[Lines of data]

= = = = = = =

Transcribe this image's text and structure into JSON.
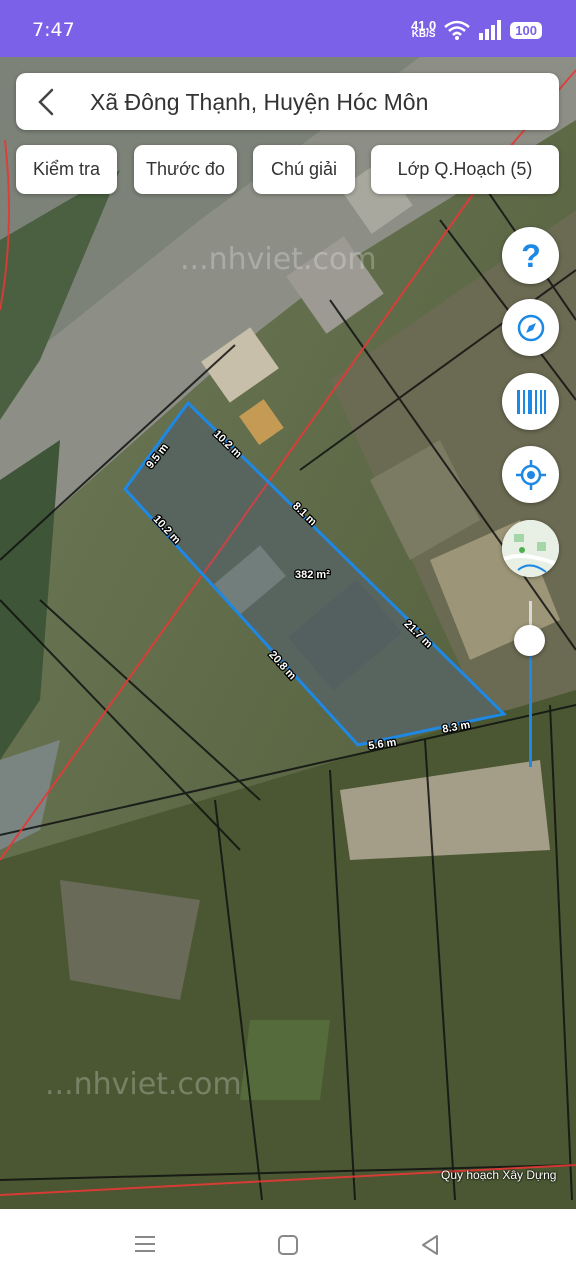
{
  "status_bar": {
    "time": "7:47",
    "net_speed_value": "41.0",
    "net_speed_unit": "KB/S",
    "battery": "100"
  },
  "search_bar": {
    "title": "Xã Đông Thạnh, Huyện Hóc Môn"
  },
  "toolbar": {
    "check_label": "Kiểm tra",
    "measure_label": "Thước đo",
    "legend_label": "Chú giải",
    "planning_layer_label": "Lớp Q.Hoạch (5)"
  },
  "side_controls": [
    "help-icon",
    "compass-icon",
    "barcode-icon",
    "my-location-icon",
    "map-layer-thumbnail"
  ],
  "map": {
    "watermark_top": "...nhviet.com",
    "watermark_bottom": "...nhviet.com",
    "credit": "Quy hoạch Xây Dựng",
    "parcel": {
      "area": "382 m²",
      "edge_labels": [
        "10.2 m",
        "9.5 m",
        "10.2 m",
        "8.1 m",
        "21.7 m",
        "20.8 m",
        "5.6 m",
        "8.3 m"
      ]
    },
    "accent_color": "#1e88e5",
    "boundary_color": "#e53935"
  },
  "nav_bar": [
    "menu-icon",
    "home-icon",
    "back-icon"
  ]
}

= = = = = = =

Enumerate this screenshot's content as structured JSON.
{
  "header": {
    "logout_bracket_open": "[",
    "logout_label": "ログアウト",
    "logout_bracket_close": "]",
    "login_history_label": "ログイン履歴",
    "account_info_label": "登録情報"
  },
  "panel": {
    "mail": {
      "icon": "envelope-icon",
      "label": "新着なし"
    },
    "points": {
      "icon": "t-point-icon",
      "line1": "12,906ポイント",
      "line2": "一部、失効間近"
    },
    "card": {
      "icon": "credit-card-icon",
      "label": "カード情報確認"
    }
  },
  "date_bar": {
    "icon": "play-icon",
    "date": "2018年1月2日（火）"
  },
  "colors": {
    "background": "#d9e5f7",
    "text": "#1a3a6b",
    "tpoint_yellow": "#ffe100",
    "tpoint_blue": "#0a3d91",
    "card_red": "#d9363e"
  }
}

= = = = = = =

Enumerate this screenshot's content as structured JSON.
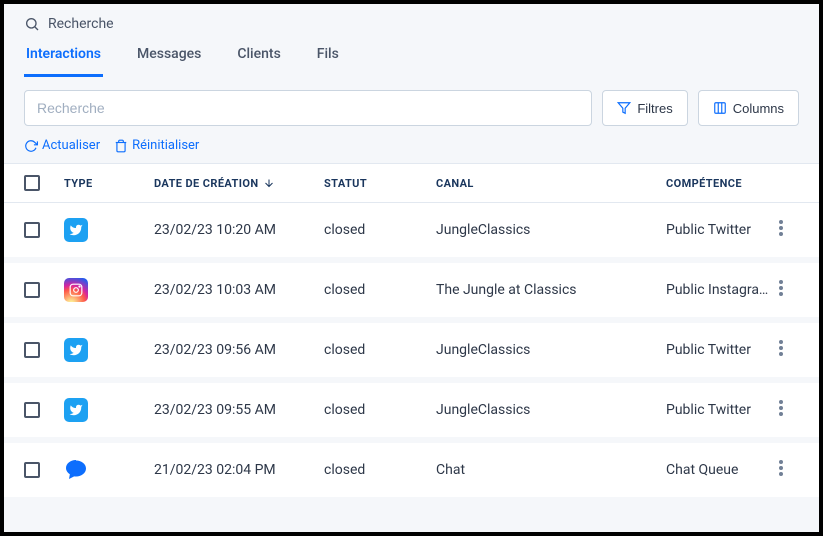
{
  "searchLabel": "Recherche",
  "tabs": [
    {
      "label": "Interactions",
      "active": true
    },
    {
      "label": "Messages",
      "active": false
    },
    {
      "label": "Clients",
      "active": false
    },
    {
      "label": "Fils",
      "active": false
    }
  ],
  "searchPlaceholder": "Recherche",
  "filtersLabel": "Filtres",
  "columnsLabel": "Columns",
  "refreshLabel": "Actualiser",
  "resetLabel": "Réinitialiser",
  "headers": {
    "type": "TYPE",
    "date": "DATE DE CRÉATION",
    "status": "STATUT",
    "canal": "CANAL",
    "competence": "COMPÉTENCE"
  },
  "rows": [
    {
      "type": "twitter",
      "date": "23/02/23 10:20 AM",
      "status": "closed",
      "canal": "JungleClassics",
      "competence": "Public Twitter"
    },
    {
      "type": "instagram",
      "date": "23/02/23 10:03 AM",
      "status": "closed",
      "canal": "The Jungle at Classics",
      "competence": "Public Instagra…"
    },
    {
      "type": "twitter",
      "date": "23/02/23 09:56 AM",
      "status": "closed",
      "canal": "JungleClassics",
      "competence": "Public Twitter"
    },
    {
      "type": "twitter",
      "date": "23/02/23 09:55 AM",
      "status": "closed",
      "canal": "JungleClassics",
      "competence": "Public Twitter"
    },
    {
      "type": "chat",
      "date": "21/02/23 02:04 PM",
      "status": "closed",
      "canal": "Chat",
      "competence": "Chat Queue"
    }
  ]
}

= = = = = = =

• What the task asks: Which lines above contain the word "Recherche"? Copy each of them.

• Response to this exercise:
  "searchLabel": "Recherche",
  "searchPlaceholder": "Recherche",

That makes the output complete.